- _INPUT ROWS_:
::::

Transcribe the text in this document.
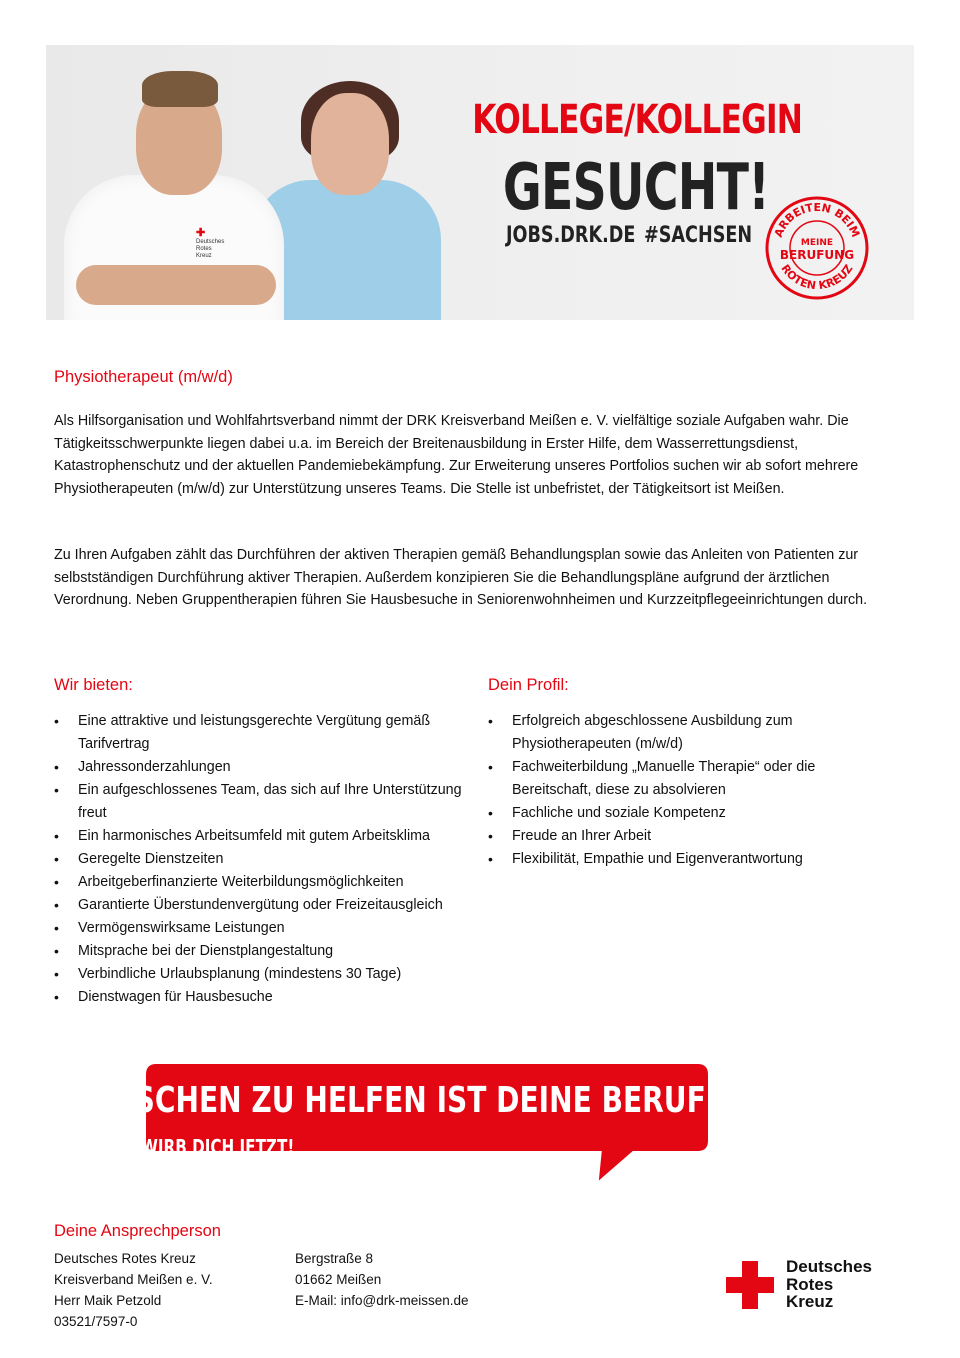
✚
Deutsches
Rotes
Kreuz
KOLLEGE/KOLLEGIN
GESUCHT!
JOBS.DRK.DE #SACHSEN ARBEITEN BEIM
ROTEN KREUZ
MEINE
BERUFUNG
Physiotherapeut (m/w/d)
Als Hilfsorganisation und Wohlfahrtsverband nimmt der DRK Kreisverband Meißen e. V. vielfältige soziale Aufgaben wahr. Die Tätigkeitsschwerpunkte liegen dabei u.a. im Bereich der Breitenausbildung in Erster Hilfe, dem Wasserrettungsdienst, Katastrophenschutz und der aktuellen Pandemiebekämpfung. Zur Erweiterung unseres Portfolios suchen wir ab sofort mehrere Physiotherapeuten (m/w/d) zur Unterstützung unseres Teams. Die Stelle ist unbefristet, der Tätigkeitsort ist Meißen.
Zu Ihren Aufgaben zählt das Durchführen der aktiven Therapien gemäß Behandlungsplan sowie das Anleiten von Patienten zur selbstständigen Durchführung aktiver Therapien. Außerdem konzipieren Sie die Behandlungspläne aufgrund der ärztlichen Verordnung. Neben Gruppentherapien führen Sie Hausbesuche in Seniorenwohnheimen und Kurzzeitpflegeeinrichtungen durch.
Wir bieten:
• Eine attraktive und leistungsgerechte Vergütung gemäß Tarifvertrag
• Jahressonderzahlungen
• Ein aufgeschlossenes Team, das sich auf Ihre Unterstützung freut
• Ein harmonisches Arbeitsumfeld mit gutem Arbeitsklima
• Geregelte Dienstzeiten
• Arbeitgeberfinanzierte Weiterbildungsmöglichkeiten
• Garantierte Überstundenvergütung oder Freizeitausgleich
• Vermögenswirksame Leistungen
• Mitsprache bei der Dienstplangestaltung
• Verbindliche Urlaubsplanung (mindestens 30 Tage)
• Dienstwagen für Hausbesuche
Dein Profil:
• Erfolgreich abgeschlossene Ausbildung zum Physiotherapeuten (m/w/d)
• Fachweiterbildung „Manuelle Therapie“ oder die Bereitschaft, diese zu absolvieren
• Fachliche und soziale Kompetenz
• Freude an Ihrer Arbeit
• Flexibilität, Empathie und Eigenverantwortung
MENSCHEN ZU HELFEN IST DEINE BERUFUNG?
DANN BEWIRB DICH JETZT!
Deine Ansprechperson
Deutsches Rotes Kreuz
Kreisverband Meißen e. V.
Herr Maik Petzold
03521/7597-0
Bergstraße 8
01662 Meißen
E-Mail: info@drk-meissen.de
Deutsches
Rotes
Kreuz
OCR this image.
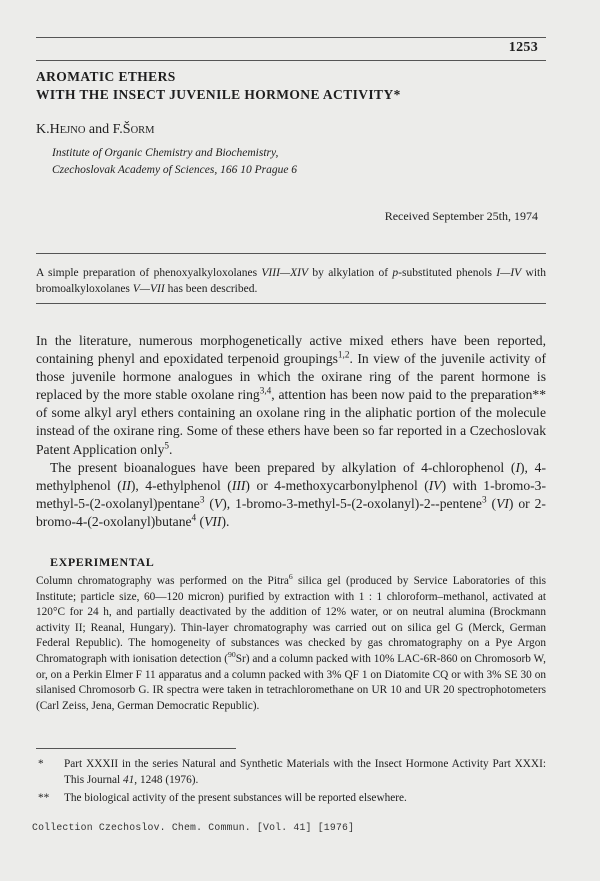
1253
AROMATIC ETHERS
WITH THE INSECT JUVENILE HORMONE ACTIVITY*
K.HEJNO and F.ŠORM
Institute of Organic Chemistry and Biochemistry,
Czechoslovak Academy of Sciences, 166 10 Prague 6
Received September 25th, 1974
A simple preparation of phenoxyalkyloxolanes VIII—XIV by alkylation of p-substituted phenols I—IV with bromoalkyloxolanes V—VII has been described.

In the literature, numerous morphogenetically active mixed ethers have been reported, containing phenyl and epoxidated terpenoid groupings$^{1,2}$. In view of the juvenile activity of those juvenile hormone analogues in which the oxirane ring of the parent hormone is replaced by the more stable oxolane ring$^{3,4}$, attention has been now paid to the preparation** of some alkyl aryl ethers containing an oxolane ring in the aliphatic portion of the molecule instead of the oxirane ring. Some of these ethers have been so far reported in a Czechoslovak Patent Application only$^5$.

The present bioanalogues have been prepared by alkylation of 4-chlorophenol (I), 4-methylphenol (II), 4-ethylphenol (III) or 4-methoxycarbonylphenol (IV) with 1-bromo-3-methyl-5-(2-oxolanyl)pentane$^3$ (V), 1-bromo-3-methyl-5-(2-oxolanyl)-2--pentene$^3$ (VI) or 2-bromo-4-(2-oxolanyl)butane$^4$ (VII).

EXPERIMENTAL
Column chromatography was performed on the Pitra$^6$ silica gel (produced by Service Laboratories of this Institute; particle size, 60—120 micron) purified by extraction with 1 : 1 chloroform–methanol, activated at 120°C for 24 h, and partially deactivated by the addition of 12% water, or on neutral alumina (Brockmann activity II; Reanal, Hungary). Thin-layer chromatography was carried out on silica gel G (Merck, German Federal Republic). The homogeneity of substances was checked by gas chromatography on a Pye Argon Chromatograph with ionisation detection ($^{90}$Sr) and a column packed with 10% LAC-6R-860 on Chromosorb W, or, on a Perkin Elmer F 11 apparatus and a column packed with 3% QF 1 on Diatomite CQ or with 3% SE 30 on silanised Chromosorb G. IR spectra were taken in tetrachloromethane on UR 10 and UR 20 spectrophotometers (Carl Zeiss, Jena, German Democratic Republic).
* Part XXXII in the series Natural and Synthetic Materials with the Insect Hormone Activity Part XXXI: This Journal 41, 1248 (1976).
** The biological activity of the present substances will be reported elsewhere.
Collection Czechoslov. Chem. Commun. [Vol. 41] [1976]
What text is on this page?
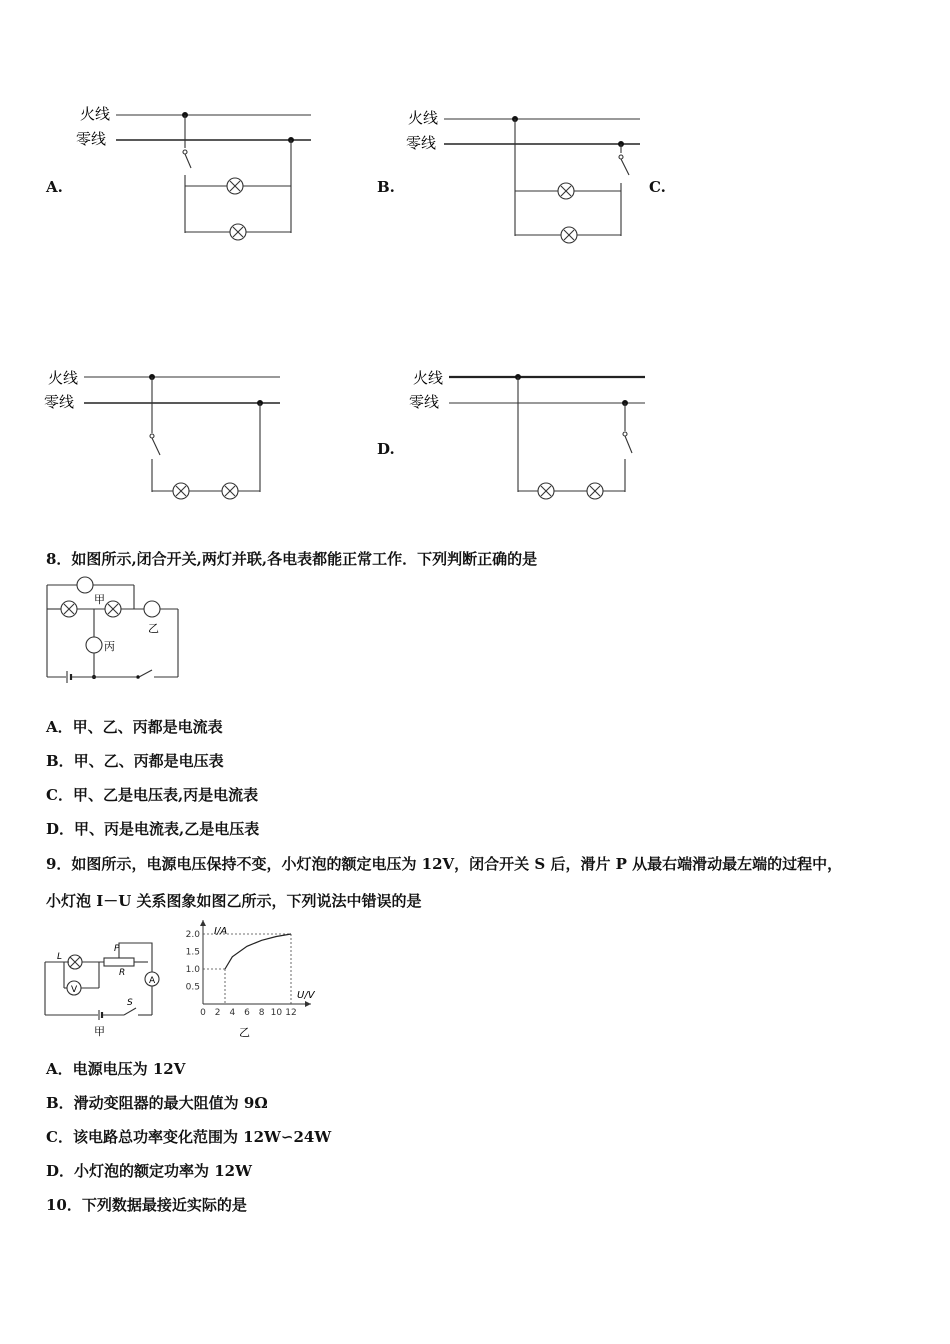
火线
零线
A.	B.
火线
零线
C.
火线
零线
D.
火线
零线
8．如图所示,闭合开关,两灯并联,各电表都能正常工作．下列判断正确的是
甲
乙
丙
A．甲、乙、丙都是电流表
B．甲、乙、丙都是电压表
C．甲、乙是电压表,丙是电流表
D．甲、丙是电流表,乙是电压表
9．如图所示，电源电压保持不变，小灯泡的额定电压为 12V，闭合开关 S 后，滑片 P 从最右端滑动最左端的过程中，
小灯泡 I－U 关系图象如图乙所示，下列说法中错误的是
L
R
P
A
V
S
甲
2.0
1.5
1.0
0.5
0 2 4 6 8 10 12
I/A
U/V
乙
A．电源电压为 12V
B．滑动变阻器的最大阻值为 9Ω
C．该电路总功率变化范围为 12W∽24W
D．小灯泡的额定功率为 12W
10．下列数据最接近实际的是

::::

Return all the entries word for word, but omit any pictures they contain.

Transcribe the text in this document.
✚
Deutsches
Rotes
Kreuz
KOLLEGE/KOLLEGIN
GESUCHT!
JOBS.DRK.DE #SACHSEN ARBEITEN BEIM
ROTEN KREUZ
MEINE
BERUFUNG
Physiotherapeut (m/w/d)
Als Hilfsorganisation und Wohlfahrtsverband nimmt der DRK Kreisverband Meißen e. V. vielfältige soziale Aufgaben wahr. Die Tätigkeitsschwerpunkte liegen dabei u.a. im Bereich der Breitenausbildung in Erster Hilfe, dem Wasserrettungsdienst, Katastrophenschutz und der aktuellen Pandemiebekämpfung. Zur Erweiterung unseres Portfolios suchen wir ab sofort mehrere Physiotherapeuten (m/w/d) zur Unterstützung unseres Teams. Die Stelle ist unbefristet, der Tätigkeitsort ist Meißen.
Zu Ihren Aufgaben zählt das Durchführen der aktiven Therapien gemäß Behandlungsplan sowie das Anleiten von Patienten zur selbstständigen Durchführung aktiver Therapien. Außerdem konzipieren Sie die Behandlungspläne aufgrund der ärztlichen Verordnung. Neben Gruppentherapien führen Sie Hausbesuche in Seniorenwohnheimen und Kurzzeitpflegeeinrichtungen durch.
Wir bieten:
• Eine attraktive und leistungsgerechte Vergütung gemäß Tarifvertrag
• Jahressonderzahlungen
• Ein aufgeschlossenes Team, das sich auf Ihre Unterstützung freut
• Ein harmonisches Arbeitsumfeld mit gutem Arbeitsklima
• Geregelte Dienstzeiten
• Arbeitgeberfinanzierte Weiterbildungsmöglichkeiten
• Garantierte Überstundenvergütung oder Freizeitausgleich
• Vermögenswirksame Leistungen
• Mitsprache bei der Dienstplangestaltung
• Verbindliche Urlaubsplanung (mindestens 30 Tage)
• Dienstwagen für Hausbesuche
Dein Profil:
• Erfolgreich abgeschlossene Ausbildung zum Physiotherapeuten (m/w/d)
• Fachweiterbildung „Manuelle Therapie“ oder die Bereitschaft, diese zu absolvieren
• Fachliche und soziale Kompetenz
• Freude an Ihrer Arbeit
• Flexibilität, Empathie und Eigenverantwortung
MENSCHEN ZU HELFEN IST DEINE BERUFUNG?
DANN BEWIRB DICH JETZT!
Deine Ansprechperson
Deutsches Rotes Kreuz
Kreisverband Meißen e. V.
Herr Maik Petzold
03521/7597-0
Bergstraße 8
01662 Meißen
E-Mail: info@drk-meissen.de
Deutsches
Rotes
Kreuz
OCR this image.
1253
AROMATIC ETHERS
WITH THE INSECT JUVENILE HORMONE ACTIVITY*
K.HEJNO and F.ŠORM
Institute of Organic Chemistry and Biochemistry,
Czechoslovak Academy of Sciences, 166 10 Prague 6
Received September 25th, 1974
A simple preparation of phenoxyalkyloxolanes VIII—XIV by alkylation of p-substituted phenols I—IV with bromoalkyloxolanes V—VII has been described.

In the literature, numerous morphogenetically active mixed ethers have been reported, containing phenyl and epoxidated terpenoid groupings$^{1,2}$. In view of the juvenile activity of those juvenile hormone analogues in which the oxirane ring of the parent hormone is replaced by the more stable oxolane ring$^{3,4}$, attention has been now paid to the preparation** of some alkyl aryl ethers containing an oxolane ring in the aliphatic portion of the molecule instead of the oxirane ring. Some of these ethers have been so far reported in a Czechoslovak Patent Application only$^5$.

The present bioanalogues have been prepared by alkylation of 4-chlorophenol (I), 4-methylphenol (II), 4-ethylphenol (III) or 4-methoxycarbonylphenol (IV) with 1-bromo-3-methyl-5-(2-oxolanyl)pentane$^3$ (V), 1-bromo-3-methyl-5-(2-oxolanyl)-2--pentene$^3$ (VI) or 2-bromo-4-(2-oxolanyl)butane$^4$ (VII).

EXPERIMENTAL
Column chromatography was performed on the Pitra$^6$ silica gel (produced by Service Laboratories of this Institute; particle size, 60—120 micron) purified by extraction with 1 : 1 chloroform–methanol, activated at 120°C for 24 h, and partially deactivated by the addition of 12% water, or on neutral alumina (Brockmann activity II; Reanal, Hungary). Thin-layer chromatography was carried out on silica gel G (Merck, German Federal Republic). The homogeneity of substances was checked by gas chromatography on a Pye Argon Chromatograph with ionisation detection ($^{90}$Sr) and a column packed with 10% LAC-6R-860 on Chromosorb W, or, on a Perkin Elmer F 11 apparatus and a column packed with 3% QF 1 on Diatomite CQ or with 3% SE 30 on silanised Chromosorb G. IR spectra were taken in tetrachloromethane on UR 10 and UR 20 spectrophotometers (Carl Zeiss, Jena, German Democratic Republic).
* Part XXXII in the series Natural and Synthetic Materials with the Insect Hormone Activity Part XXXI: This Journal 41, 1248 (1976).
** The biological activity of the present substances will be reported elsewhere.
Collection Czechoslov. Chem. Commun. [Vol. 41] [1976]
What text is on this page?
火线
零线
A.	B.
火线
零线
C.
火线
零线
D.
火线
零线
8．如图所示,闭合开关,两灯并联,各电表都能正常工作．下列判断正确的是
甲
乙
丙
A．甲、乙、丙都是电流表
B．甲、乙、丙都是电压表
C．甲、乙是电压表,丙是电流表
D．甲、丙是电流表,乙是电压表
9．如图所示，电源电压保持不变，小灯泡的额定电压为 12V，闭合开关 S 后，滑片 P 从最右端滑动最左端的过程中，
小灯泡 I－U 关系图象如图乙所示，下列说法中错误的是
L
R
P
A
V
S
甲
2.0
1.5
1.0
0.5
0 2 4 6 8 10 12
I/A
U/V
乙
A．电源电压为 12V
B．滑动变阻器的最大阻值为 9Ω
C．该电路总功率变化范围为 12W∽24W
D．小灯泡的额定功率为 12W
10．下列数据最接近实际的是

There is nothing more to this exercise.